BEGIN Input material
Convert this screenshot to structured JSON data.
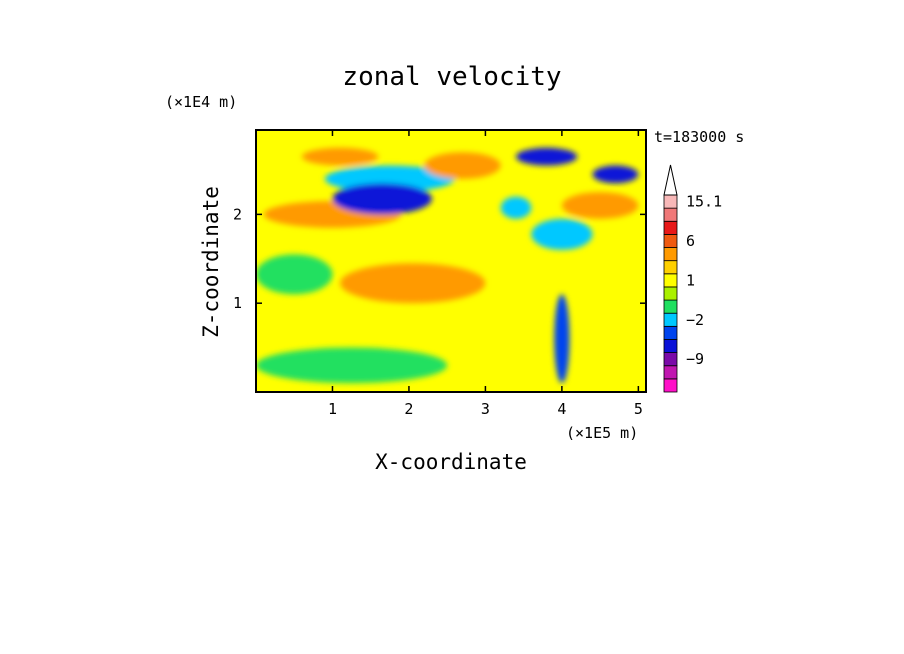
{
  "chart_data": {
    "type": "heatmap",
    "title": "zonal velocity",
    "xlabel": "X-coordinate",
    "ylabel": "Z-coordinate",
    "x_scale_label": "(×1E5 m)",
    "y_scale_label": "(×1E4 m)",
    "time_label": "t=183000 s",
    "xlim": [
      0,
      5.1
    ],
    "ylim": [
      0,
      2.95
    ],
    "x_ticks": [
      1,
      2,
      3,
      4,
      5
    ],
    "y_ticks": [
      1,
      2
    ],
    "colorbar": {
      "bands": [
        {
          "color": "#ff10c8"
        },
        {
          "color": "#c016b0"
        },
        {
          "color": "#7a0aa8"
        },
        {
          "color": "#0a12d8"
        },
        {
          "color": "#0044ee"
        },
        {
          "color": "#00c8ff"
        },
        {
          "color": "#20e060"
        },
        {
          "color": "#aaf000"
        },
        {
          "color": "#ffff00"
        },
        {
          "color": "#ffd000"
        },
        {
          "color": "#ff9a00"
        },
        {
          "color": "#f05a10"
        },
        {
          "color": "#e81818"
        },
        {
          "color": "#f07878"
        },
        {
          "color": "#f8b8b8"
        }
      ],
      "tick_labels": [
        {
          "text": "15.1",
          "band": 14
        },
        {
          "text": "6",
          "band": 11
        },
        {
          "text": "1",
          "band": 8
        },
        {
          "text": "−2",
          "band": 5
        },
        {
          "text": "−9",
          "band": 2
        }
      ]
    },
    "field": {
      "background": "#ffff00",
      "features": [
        {
          "x": [
            0.1,
            1.9
          ],
          "z": [
            1.85,
            2.15
          ],
          "color": "#ff9a00"
        },
        {
          "x": [
            1.1,
            3.0
          ],
          "z": [
            1.0,
            1.45
          ],
          "color": "#ff9a00"
        },
        {
          "x": [
            0.9,
            2.6
          ],
          "z": [
            2.25,
            2.55
          ],
          "color": "#00c8ff"
        },
        {
          "x": [
            1.0,
            2.3
          ],
          "z": [
            2.0,
            2.35
          ],
          "color": "#0a12d8"
        },
        {
          "x": [
            3.4,
            4.2
          ],
          "z": [
            2.55,
            2.75
          ],
          "color": "#0a12d8"
        },
        {
          "x": [
            4.4,
            5.0
          ],
          "z": [
            2.35,
            2.55
          ],
          "color": "#0a12d8"
        },
        {
          "x": [
            0.6,
            1.6
          ],
          "z": [
            2.55,
            2.75
          ],
          "color": "#ff9a00"
        },
        {
          "x": [
            2.2,
            3.2
          ],
          "z": [
            2.4,
            2.7
          ],
          "color": "#ff9a00"
        },
        {
          "x": [
            4.0,
            5.0
          ],
          "z": [
            1.95,
            2.25
          ],
          "color": "#ff9a00"
        },
        {
          "x": [
            0.0,
            1.0
          ],
          "z": [
            1.1,
            1.55
          ],
          "color": "#20e060"
        },
        {
          "x": [
            0.0,
            2.5
          ],
          "z": [
            0.1,
            0.5
          ],
          "color": "#20e060"
        },
        {
          "x": [
            3.9,
            4.1
          ],
          "z": [
            0.1,
            1.1
          ],
          "color": "#0044ee"
        },
        {
          "x": [
            3.2,
            3.6
          ],
          "z": [
            1.95,
            2.2
          ],
          "color": "#00c8ff"
        },
        {
          "x": [
            3.6,
            4.4
          ],
          "z": [
            1.6,
            1.95
          ],
          "color": "#00c8ff"
        }
      ]
    }
  }
}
END Input material
**What is required**. Copy all lines of the listing above that contain the string "coordinate".

**Final answer**.
    "xlabel": "X-coordinate",
    "ylabel": "Z-coordinate",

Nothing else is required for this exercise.